-- Exercise --
What is the number of lines in the entries that include the word "title"? Respond with the number only.

----

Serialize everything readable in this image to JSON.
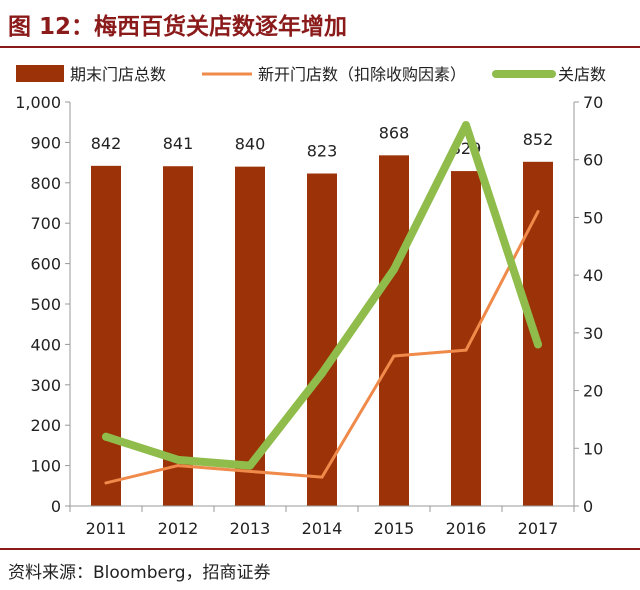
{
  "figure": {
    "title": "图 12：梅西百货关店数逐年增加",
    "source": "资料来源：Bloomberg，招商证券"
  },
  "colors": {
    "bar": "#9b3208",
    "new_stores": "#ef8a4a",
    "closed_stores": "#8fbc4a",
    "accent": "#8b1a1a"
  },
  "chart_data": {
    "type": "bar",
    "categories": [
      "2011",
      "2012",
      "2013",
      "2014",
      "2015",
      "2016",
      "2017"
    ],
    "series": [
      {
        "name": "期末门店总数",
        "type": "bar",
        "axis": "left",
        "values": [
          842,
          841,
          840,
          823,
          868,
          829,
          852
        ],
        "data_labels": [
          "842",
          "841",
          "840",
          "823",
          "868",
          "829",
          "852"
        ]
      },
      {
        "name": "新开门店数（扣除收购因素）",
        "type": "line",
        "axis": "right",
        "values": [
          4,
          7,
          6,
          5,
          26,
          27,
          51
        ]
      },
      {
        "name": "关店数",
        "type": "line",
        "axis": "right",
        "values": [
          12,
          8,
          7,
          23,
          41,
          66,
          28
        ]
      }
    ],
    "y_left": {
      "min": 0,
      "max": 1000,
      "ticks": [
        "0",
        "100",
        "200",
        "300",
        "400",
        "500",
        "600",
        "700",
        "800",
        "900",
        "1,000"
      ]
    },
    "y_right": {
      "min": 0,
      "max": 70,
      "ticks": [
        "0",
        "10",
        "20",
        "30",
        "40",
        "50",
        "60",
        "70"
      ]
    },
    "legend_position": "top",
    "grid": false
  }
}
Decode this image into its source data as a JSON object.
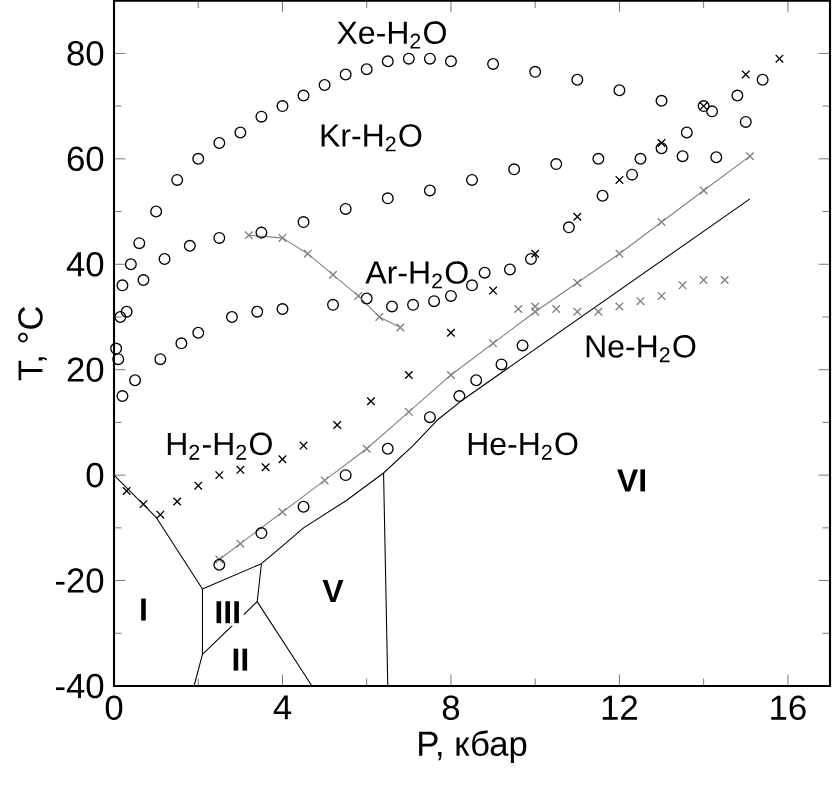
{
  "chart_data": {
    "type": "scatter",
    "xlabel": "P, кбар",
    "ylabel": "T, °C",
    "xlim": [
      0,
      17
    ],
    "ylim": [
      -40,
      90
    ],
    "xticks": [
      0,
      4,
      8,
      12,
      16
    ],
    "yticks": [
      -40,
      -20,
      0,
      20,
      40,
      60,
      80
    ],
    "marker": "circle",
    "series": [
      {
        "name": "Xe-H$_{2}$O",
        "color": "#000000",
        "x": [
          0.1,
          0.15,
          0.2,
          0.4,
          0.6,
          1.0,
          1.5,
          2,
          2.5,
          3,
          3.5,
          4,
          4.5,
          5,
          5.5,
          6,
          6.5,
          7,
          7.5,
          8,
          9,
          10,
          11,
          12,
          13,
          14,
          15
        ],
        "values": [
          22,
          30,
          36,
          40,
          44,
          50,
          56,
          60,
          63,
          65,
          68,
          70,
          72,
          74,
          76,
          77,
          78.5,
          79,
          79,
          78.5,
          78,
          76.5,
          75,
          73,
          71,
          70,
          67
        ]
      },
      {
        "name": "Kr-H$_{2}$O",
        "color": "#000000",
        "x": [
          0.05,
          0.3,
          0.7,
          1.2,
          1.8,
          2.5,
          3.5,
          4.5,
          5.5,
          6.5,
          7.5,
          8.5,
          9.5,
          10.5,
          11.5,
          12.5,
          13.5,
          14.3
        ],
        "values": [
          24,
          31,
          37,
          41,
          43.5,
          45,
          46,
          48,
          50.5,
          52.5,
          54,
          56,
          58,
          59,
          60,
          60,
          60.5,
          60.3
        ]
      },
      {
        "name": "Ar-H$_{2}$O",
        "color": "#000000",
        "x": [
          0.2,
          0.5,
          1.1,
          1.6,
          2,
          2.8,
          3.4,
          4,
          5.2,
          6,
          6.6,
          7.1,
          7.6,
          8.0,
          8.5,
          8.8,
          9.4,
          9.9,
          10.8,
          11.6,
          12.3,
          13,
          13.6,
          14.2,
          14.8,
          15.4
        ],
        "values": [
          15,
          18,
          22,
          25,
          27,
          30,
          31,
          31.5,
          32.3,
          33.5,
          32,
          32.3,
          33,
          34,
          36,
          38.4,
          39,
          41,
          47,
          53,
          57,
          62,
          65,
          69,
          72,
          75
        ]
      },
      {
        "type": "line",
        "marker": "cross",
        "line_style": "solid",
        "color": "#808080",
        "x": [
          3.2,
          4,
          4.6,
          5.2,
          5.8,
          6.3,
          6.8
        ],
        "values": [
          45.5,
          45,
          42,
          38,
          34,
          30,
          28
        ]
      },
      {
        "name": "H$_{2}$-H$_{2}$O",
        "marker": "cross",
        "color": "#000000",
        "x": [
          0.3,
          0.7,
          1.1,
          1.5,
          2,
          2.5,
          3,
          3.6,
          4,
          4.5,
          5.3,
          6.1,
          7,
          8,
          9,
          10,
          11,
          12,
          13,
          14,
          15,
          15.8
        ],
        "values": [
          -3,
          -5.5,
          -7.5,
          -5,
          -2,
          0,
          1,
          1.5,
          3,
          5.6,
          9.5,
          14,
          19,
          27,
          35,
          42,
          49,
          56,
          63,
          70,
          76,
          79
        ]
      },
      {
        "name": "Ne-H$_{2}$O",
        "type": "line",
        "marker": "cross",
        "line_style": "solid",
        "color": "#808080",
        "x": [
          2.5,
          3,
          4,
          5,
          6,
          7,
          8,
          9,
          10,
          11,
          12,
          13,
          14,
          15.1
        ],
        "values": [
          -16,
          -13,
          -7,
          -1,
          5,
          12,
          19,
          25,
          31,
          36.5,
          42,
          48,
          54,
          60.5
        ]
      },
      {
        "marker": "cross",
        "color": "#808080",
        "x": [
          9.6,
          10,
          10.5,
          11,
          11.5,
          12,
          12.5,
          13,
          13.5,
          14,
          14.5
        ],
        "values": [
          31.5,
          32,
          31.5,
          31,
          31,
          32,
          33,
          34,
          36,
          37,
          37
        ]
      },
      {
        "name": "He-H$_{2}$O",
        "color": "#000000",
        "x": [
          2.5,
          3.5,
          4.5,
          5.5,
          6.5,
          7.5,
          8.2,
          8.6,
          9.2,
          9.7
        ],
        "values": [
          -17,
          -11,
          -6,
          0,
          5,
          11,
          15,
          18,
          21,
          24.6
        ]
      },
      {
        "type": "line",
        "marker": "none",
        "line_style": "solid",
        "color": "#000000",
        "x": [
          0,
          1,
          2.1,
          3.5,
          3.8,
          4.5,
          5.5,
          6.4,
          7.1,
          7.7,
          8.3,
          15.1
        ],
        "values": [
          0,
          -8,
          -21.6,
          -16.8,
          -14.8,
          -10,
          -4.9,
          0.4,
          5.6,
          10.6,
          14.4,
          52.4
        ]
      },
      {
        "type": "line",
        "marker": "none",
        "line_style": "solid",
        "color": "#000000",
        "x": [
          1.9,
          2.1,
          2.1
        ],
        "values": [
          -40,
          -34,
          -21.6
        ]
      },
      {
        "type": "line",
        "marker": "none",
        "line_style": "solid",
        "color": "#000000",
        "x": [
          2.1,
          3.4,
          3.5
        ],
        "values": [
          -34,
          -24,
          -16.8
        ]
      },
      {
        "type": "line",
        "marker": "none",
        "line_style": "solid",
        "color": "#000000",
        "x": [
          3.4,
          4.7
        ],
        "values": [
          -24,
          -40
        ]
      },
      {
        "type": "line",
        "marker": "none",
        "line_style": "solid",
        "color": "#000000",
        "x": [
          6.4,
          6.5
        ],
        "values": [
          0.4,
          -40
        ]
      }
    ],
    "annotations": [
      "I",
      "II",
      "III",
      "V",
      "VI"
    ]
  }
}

----

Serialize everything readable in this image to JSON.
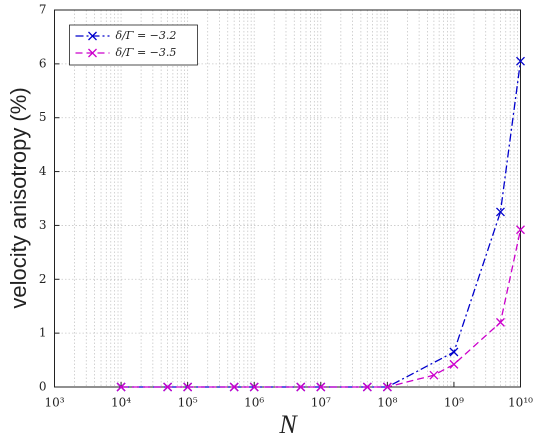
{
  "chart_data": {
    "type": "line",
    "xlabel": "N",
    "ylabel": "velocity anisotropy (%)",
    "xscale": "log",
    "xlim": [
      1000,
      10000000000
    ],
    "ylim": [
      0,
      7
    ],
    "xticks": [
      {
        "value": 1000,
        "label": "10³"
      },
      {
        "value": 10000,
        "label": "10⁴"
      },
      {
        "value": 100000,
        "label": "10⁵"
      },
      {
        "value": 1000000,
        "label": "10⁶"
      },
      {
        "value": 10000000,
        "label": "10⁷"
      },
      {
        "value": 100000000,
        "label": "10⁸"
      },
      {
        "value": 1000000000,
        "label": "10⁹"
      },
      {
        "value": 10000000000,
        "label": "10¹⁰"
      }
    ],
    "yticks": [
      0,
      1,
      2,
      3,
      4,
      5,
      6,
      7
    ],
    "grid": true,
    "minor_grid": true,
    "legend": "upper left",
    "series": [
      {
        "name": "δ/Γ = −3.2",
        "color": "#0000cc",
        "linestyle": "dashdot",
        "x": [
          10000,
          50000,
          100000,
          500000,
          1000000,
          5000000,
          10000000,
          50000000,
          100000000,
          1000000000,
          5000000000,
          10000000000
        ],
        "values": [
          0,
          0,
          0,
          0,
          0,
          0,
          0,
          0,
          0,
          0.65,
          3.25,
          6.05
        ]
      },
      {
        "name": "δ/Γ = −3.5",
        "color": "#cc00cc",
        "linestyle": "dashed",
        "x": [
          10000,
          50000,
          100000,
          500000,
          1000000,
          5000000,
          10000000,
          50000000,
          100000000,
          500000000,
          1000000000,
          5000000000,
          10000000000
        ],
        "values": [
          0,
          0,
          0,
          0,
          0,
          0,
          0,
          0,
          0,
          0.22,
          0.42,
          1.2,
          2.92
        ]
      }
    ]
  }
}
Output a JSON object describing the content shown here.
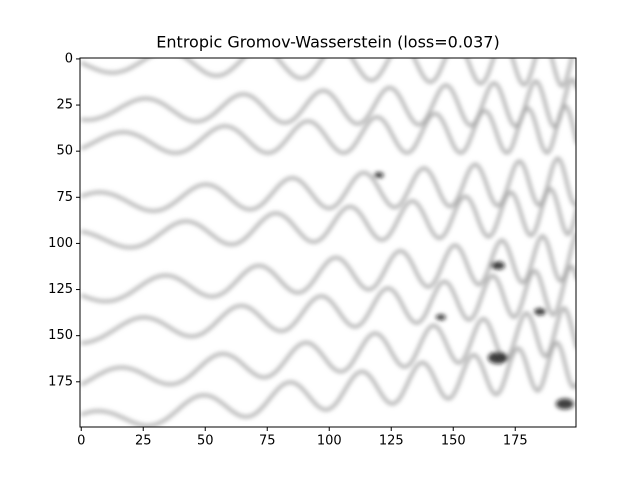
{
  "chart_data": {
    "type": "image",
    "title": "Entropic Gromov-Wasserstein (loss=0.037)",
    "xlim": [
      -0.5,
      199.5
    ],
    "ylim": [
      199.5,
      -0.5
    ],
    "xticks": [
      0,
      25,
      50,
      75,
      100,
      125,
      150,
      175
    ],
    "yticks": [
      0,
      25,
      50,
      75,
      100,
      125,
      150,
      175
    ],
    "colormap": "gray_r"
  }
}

----

-- Completed exercise --
2